Article
<<<<

A Portfolio and Blog
Is Print As We Know it, Dead? Can We Still Make Decisions Without Twitter?
I ask this question not because it’s a original question anymore, but because I seriously want to know what people think. I can’t tell you the last time I’ve read something that was more then 25 pages. And I’m not talking about books. I still read the occasional fiction book (I won’t get into the fact that I haven’t EVER finished a book in my life, that’s another post.)
For the last two years, I haven’t bought any instructional materials about software. Everything’s been online. EVERYTHING. If I can’t search for something in five minutes, I say it’s not worth it. My time is too hyper sped up, too filled to spend the time to scan through a book to find a specific piece of text.
Now, I will be first in line when we’re able to get neural implants and have the ability to have ocr in our head. But until that time, give me a Diet Dr. Pepper, the newest copy of wired, and a terabyte of searchable music streaming from my laptop into my Xbox and I’m good to go.
But, I digress. I think that this fascination with things getting quicker, or the hive mind can be dangerous.

>>>>

Records
<<<<

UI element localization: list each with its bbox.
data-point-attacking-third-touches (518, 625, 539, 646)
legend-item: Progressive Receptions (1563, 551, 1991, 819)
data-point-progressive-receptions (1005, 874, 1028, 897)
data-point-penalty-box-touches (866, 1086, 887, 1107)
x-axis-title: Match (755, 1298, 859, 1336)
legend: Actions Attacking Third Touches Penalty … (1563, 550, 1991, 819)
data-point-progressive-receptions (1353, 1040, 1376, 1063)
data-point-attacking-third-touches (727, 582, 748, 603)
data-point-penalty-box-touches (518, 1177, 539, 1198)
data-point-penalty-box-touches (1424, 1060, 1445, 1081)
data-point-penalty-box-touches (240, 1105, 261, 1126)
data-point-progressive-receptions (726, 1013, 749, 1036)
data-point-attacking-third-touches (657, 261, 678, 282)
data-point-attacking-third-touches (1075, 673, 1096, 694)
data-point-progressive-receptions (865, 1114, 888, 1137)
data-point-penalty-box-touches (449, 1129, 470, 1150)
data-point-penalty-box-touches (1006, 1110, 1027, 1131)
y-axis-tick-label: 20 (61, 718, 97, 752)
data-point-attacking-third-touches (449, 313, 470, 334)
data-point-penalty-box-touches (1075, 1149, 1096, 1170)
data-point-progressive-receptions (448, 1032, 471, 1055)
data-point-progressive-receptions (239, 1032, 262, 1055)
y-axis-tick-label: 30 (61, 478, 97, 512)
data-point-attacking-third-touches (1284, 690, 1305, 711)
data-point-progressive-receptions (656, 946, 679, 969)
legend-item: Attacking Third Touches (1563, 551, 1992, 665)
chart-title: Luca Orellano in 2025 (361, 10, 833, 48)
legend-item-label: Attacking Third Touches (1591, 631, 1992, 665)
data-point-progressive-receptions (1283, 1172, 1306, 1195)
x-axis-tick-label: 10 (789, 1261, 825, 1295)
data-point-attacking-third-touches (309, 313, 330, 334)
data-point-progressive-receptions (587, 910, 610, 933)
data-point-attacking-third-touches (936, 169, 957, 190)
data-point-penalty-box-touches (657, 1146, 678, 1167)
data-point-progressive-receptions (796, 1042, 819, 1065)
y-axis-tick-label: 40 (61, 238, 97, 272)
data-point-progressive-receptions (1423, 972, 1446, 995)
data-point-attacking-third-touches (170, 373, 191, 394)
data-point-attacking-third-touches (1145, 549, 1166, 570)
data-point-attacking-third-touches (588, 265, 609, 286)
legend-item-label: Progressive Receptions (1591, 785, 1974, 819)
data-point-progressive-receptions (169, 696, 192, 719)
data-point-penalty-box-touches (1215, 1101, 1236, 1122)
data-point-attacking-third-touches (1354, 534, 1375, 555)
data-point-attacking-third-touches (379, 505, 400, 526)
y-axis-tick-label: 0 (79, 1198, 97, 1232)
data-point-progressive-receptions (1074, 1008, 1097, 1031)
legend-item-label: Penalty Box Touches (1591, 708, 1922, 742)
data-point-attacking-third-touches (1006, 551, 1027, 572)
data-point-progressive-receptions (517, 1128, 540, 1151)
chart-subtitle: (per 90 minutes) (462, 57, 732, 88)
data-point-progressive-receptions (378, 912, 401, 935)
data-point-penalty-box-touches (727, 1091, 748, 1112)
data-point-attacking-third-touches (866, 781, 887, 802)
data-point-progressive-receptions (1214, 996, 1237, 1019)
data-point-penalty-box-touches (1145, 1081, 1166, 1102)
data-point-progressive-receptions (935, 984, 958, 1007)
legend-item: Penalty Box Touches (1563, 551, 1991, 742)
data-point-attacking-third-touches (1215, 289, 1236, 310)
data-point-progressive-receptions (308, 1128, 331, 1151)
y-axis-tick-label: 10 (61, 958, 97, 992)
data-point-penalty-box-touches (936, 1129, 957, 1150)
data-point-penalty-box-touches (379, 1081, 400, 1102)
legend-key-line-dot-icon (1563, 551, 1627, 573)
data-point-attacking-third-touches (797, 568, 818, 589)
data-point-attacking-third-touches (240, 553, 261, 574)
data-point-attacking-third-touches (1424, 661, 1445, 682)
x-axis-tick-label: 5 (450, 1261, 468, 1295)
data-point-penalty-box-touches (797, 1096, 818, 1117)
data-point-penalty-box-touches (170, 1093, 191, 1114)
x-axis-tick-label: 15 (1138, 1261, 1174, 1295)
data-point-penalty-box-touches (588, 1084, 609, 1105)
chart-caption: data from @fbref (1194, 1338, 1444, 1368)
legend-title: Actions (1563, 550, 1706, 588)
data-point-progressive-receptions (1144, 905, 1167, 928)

>>>>
<<<<

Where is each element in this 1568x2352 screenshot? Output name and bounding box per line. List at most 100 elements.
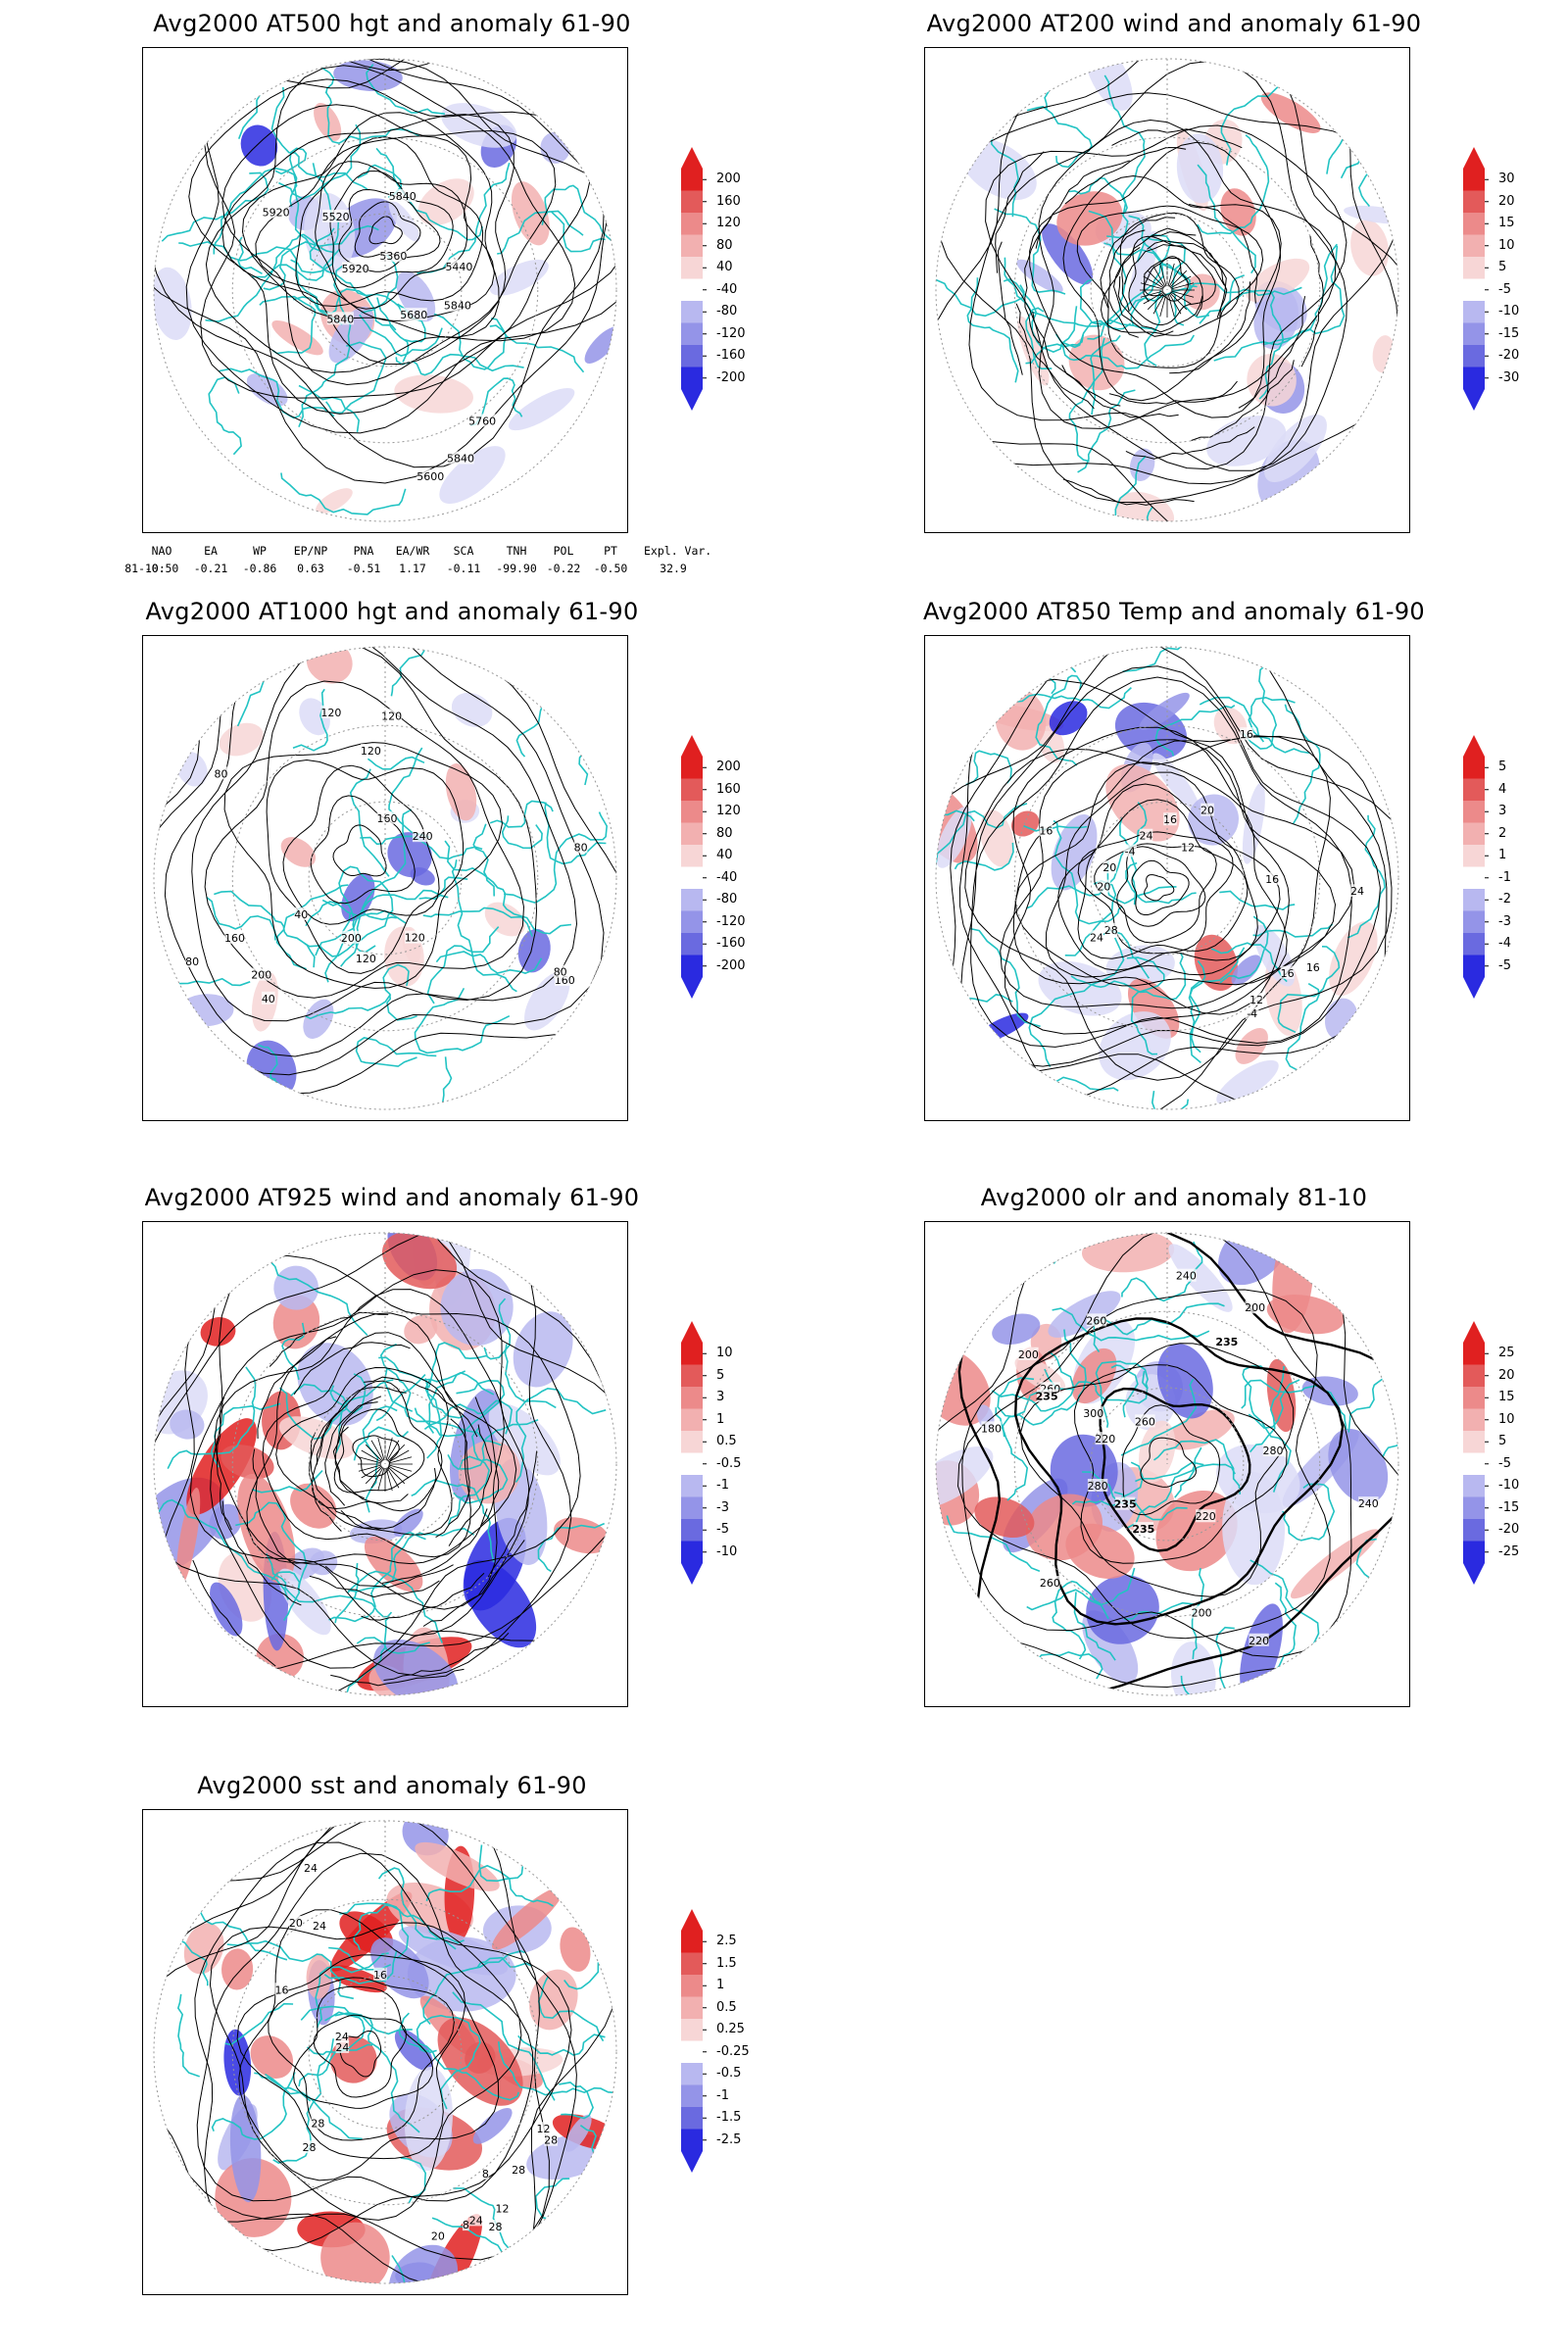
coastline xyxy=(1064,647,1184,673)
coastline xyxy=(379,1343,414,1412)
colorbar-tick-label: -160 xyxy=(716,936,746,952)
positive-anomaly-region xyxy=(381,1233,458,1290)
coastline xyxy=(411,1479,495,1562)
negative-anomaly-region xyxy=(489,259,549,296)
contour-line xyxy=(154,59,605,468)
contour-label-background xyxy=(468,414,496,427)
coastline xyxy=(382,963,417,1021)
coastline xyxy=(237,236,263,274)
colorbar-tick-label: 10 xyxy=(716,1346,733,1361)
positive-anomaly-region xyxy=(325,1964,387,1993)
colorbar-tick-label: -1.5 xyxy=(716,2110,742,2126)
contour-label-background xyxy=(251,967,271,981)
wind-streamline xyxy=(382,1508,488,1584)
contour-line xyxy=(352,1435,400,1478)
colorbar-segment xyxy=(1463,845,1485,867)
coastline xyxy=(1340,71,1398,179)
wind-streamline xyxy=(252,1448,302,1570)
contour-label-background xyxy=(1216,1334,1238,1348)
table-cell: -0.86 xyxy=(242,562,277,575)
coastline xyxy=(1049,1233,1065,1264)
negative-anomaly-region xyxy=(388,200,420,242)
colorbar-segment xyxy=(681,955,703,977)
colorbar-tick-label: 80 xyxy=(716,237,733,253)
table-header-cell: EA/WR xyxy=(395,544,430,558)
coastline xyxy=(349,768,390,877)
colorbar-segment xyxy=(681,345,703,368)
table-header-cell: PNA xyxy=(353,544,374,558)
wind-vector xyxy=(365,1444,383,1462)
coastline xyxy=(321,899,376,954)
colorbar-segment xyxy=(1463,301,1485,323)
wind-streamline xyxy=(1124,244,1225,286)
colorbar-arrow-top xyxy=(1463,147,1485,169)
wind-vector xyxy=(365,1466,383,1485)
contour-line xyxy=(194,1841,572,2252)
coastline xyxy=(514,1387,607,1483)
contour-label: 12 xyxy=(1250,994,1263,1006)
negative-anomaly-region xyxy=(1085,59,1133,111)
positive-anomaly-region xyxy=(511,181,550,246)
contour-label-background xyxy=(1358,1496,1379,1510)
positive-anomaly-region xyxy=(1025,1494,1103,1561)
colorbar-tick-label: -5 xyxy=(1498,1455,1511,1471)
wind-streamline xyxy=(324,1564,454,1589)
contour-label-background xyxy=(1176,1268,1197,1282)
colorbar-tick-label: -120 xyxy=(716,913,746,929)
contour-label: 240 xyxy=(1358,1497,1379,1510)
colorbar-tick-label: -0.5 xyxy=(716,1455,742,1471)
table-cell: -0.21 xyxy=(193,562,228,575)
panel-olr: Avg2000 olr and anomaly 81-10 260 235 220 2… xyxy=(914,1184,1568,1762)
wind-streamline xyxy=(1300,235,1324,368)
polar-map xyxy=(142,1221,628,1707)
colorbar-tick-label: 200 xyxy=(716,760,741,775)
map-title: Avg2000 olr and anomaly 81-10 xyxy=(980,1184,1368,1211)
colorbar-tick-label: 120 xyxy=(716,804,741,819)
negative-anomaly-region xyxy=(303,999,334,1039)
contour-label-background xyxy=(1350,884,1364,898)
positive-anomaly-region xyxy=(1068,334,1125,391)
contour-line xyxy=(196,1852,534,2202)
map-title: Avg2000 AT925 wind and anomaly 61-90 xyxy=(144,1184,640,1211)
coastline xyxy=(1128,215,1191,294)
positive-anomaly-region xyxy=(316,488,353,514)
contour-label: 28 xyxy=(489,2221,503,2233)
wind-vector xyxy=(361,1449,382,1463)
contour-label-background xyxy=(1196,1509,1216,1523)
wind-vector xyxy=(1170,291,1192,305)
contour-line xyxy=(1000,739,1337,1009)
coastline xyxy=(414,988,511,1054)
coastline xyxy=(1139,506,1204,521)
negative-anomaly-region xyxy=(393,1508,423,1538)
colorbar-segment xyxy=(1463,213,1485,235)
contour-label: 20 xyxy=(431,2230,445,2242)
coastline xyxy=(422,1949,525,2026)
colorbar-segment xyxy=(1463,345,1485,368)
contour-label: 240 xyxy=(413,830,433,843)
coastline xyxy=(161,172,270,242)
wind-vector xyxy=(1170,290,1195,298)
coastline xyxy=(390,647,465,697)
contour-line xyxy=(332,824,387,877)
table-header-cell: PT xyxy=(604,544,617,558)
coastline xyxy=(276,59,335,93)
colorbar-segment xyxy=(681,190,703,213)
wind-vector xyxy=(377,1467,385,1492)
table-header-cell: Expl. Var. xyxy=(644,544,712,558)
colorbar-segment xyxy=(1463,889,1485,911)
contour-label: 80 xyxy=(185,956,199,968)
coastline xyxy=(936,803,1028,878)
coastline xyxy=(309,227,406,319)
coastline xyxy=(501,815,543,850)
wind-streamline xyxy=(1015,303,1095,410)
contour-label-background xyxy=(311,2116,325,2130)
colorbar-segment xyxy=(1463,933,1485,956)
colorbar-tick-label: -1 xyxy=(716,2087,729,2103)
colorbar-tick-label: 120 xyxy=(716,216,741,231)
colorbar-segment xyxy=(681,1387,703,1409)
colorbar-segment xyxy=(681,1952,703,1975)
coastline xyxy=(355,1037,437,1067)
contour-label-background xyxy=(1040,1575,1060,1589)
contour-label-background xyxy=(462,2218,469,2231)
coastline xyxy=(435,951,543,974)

>>>>
<<<<

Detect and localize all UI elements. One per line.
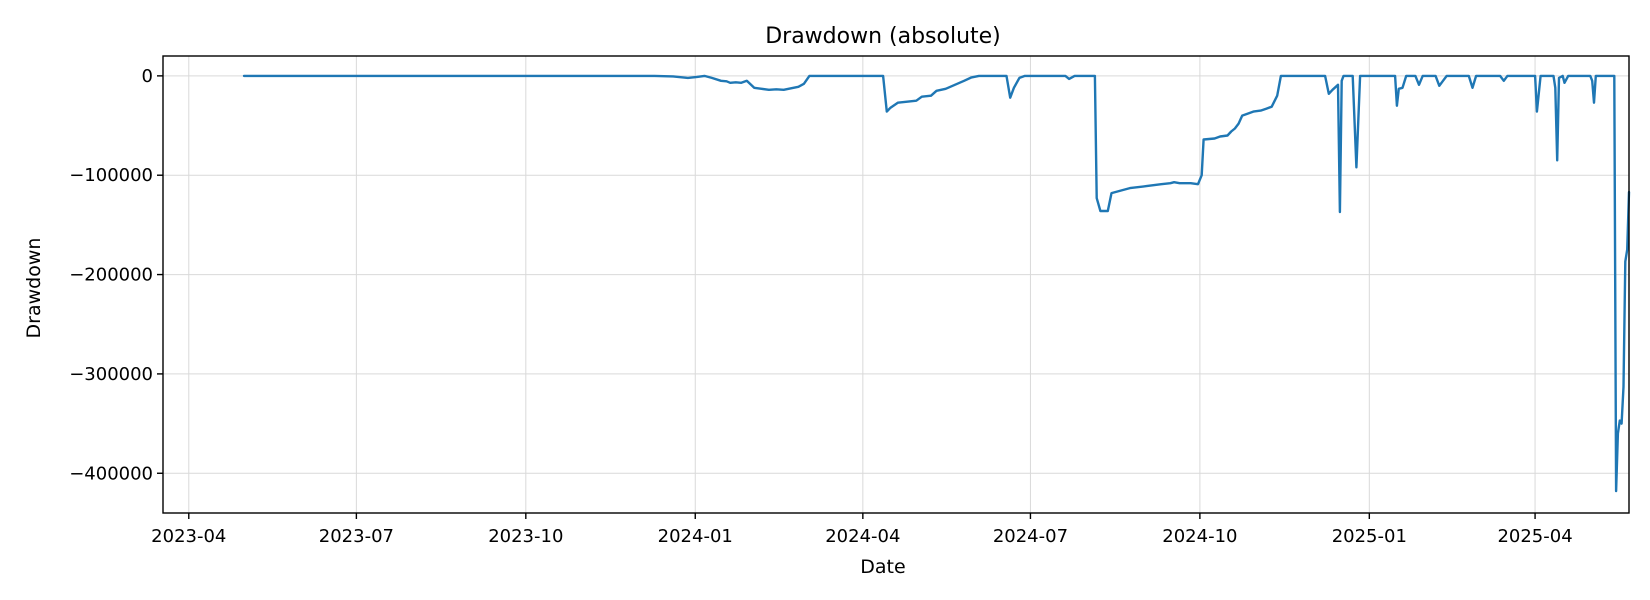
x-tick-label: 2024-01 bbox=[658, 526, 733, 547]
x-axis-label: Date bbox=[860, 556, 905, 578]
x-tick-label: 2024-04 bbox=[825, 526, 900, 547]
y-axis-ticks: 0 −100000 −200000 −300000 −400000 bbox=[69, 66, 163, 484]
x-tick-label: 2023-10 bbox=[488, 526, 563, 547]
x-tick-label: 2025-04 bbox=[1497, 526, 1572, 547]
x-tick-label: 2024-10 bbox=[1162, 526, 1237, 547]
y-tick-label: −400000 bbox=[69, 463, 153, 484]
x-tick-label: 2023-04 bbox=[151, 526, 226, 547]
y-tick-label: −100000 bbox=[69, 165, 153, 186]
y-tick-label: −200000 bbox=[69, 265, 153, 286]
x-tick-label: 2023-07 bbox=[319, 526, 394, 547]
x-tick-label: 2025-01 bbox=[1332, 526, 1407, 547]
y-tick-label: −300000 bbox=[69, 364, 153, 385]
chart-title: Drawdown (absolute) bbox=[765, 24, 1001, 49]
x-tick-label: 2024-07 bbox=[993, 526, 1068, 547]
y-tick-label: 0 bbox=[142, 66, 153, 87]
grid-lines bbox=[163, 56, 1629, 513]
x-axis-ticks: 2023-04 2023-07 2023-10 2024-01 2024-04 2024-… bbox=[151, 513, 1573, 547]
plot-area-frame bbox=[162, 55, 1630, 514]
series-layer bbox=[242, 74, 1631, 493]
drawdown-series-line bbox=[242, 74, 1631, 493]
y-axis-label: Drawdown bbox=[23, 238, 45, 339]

>>>>

Short exercise
Reproduce the blog post about print word for word, from "For the last" up to and including "can be dangerous.".

Reply to the task
For the last two years, I haven’t bought any instructional materials about software. Everything’s been online. EVERYTHING. If I can’t search for something in five minutes, I say it’s not worth it. My time is too hyper sped up, too filled to spend the time to scan through a book to find a specific piece of text.
Now, I will be first in line when we’re able to get neural implants and have the ability to have ocr in our head. But until that time, give me a Diet Dr. Pepper, the newest copy of wired, and a terabyte of searchable music streaming from my laptop into my Xbox and I’m good to go.
But, I digress. I think that this fascination with things getting quicker, or the hive mind can be dangerous.